§ **PROBLEM TO WORK ON**:
Find all lines in the listing that include the word "color", then copy them.

───── THE RECORDS ─────

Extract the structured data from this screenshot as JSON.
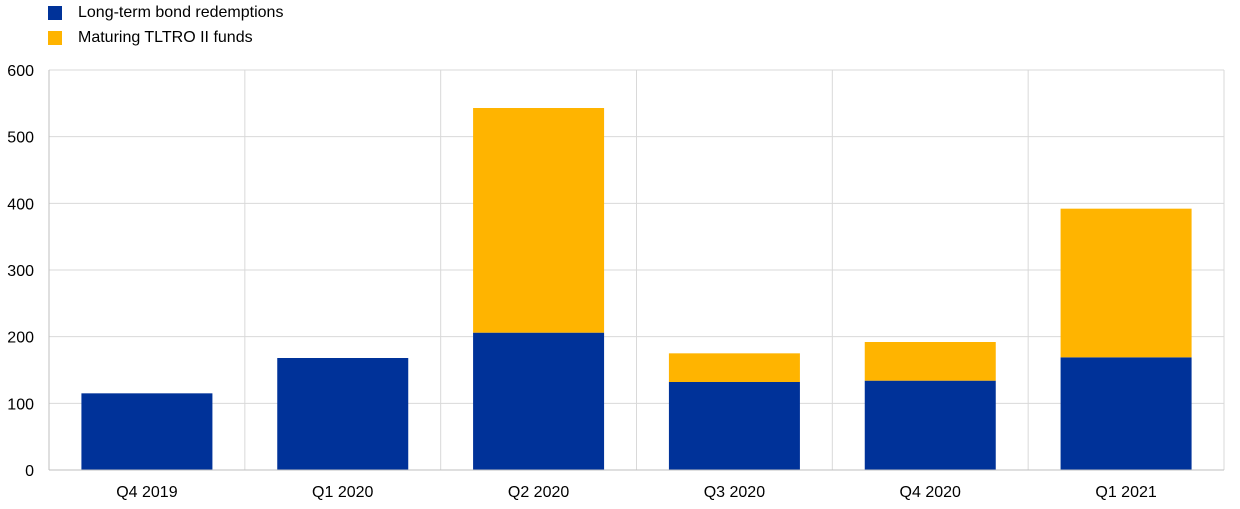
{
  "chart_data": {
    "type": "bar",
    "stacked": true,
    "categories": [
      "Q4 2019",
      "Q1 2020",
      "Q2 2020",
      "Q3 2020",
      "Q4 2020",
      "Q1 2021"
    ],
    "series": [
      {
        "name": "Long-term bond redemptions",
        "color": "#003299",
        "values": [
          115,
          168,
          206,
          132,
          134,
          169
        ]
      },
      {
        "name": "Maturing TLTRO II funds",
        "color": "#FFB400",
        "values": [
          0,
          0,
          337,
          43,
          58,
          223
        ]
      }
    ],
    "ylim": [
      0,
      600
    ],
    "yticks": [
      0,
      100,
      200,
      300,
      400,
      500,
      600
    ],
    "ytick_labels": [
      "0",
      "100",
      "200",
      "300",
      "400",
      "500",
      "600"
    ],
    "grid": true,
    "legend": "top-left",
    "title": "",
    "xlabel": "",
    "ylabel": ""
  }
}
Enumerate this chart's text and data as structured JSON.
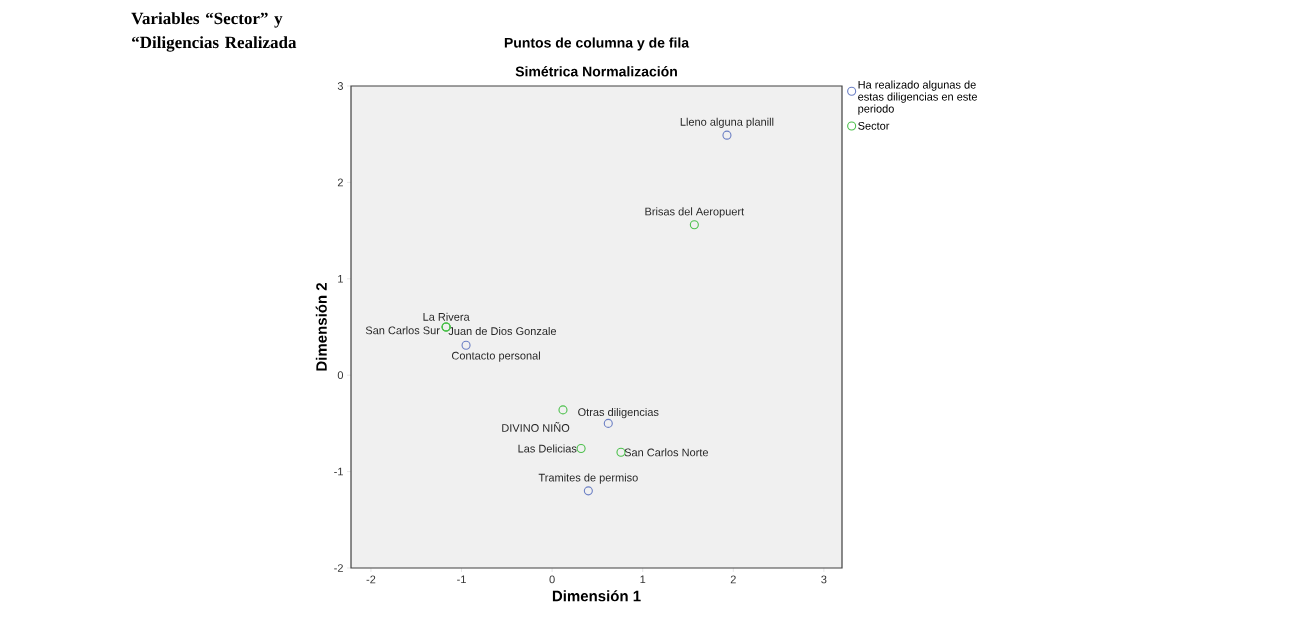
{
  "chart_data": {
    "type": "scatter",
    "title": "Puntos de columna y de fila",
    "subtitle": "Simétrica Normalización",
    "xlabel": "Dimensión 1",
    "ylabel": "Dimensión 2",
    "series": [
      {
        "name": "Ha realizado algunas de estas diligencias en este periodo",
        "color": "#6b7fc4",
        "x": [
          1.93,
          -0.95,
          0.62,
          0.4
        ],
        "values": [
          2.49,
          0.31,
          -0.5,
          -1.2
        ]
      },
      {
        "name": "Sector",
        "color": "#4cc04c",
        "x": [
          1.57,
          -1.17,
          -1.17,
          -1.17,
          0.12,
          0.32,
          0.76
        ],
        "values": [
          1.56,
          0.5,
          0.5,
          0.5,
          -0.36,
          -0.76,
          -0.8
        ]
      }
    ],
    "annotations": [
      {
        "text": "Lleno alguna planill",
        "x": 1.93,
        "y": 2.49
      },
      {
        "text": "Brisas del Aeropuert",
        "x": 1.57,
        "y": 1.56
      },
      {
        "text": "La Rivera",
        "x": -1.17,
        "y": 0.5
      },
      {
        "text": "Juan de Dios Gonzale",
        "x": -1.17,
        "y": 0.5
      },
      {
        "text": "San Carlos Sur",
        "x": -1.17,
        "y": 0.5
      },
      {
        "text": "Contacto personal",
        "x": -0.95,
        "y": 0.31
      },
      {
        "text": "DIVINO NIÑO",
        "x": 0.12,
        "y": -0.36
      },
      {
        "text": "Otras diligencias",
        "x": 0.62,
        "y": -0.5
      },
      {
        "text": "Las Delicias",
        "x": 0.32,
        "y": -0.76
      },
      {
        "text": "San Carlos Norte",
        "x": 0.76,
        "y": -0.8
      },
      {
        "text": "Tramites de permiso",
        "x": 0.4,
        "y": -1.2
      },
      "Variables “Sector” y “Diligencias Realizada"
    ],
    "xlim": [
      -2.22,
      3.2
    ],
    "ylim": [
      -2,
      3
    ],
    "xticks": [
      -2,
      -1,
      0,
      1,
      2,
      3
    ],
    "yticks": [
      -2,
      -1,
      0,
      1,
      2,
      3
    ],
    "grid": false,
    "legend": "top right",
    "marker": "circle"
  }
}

─────
───── THE RECORDS ─────

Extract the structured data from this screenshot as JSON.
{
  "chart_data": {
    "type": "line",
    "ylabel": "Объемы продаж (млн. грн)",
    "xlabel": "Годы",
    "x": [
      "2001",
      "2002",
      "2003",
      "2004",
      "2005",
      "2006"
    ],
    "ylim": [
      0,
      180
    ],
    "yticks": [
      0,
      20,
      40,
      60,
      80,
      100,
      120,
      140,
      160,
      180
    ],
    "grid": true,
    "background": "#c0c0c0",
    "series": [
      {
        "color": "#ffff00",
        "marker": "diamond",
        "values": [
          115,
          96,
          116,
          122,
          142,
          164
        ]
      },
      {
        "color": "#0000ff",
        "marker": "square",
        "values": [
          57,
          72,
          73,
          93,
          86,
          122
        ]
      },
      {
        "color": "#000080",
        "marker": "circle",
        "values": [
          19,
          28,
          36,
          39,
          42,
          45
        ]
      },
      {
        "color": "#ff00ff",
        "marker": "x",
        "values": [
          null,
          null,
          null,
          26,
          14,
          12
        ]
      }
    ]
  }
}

─────

§ **THE SOLUTION**:
        "color": "#003299",
        "color": "#FFB400",
        "color": "#6b7fc4",
        "color": "#4cc04c",
        "color": "#ffff00",
        "color": "#0000ff",
        "color": "#000080",
        "color": "#ff00ff",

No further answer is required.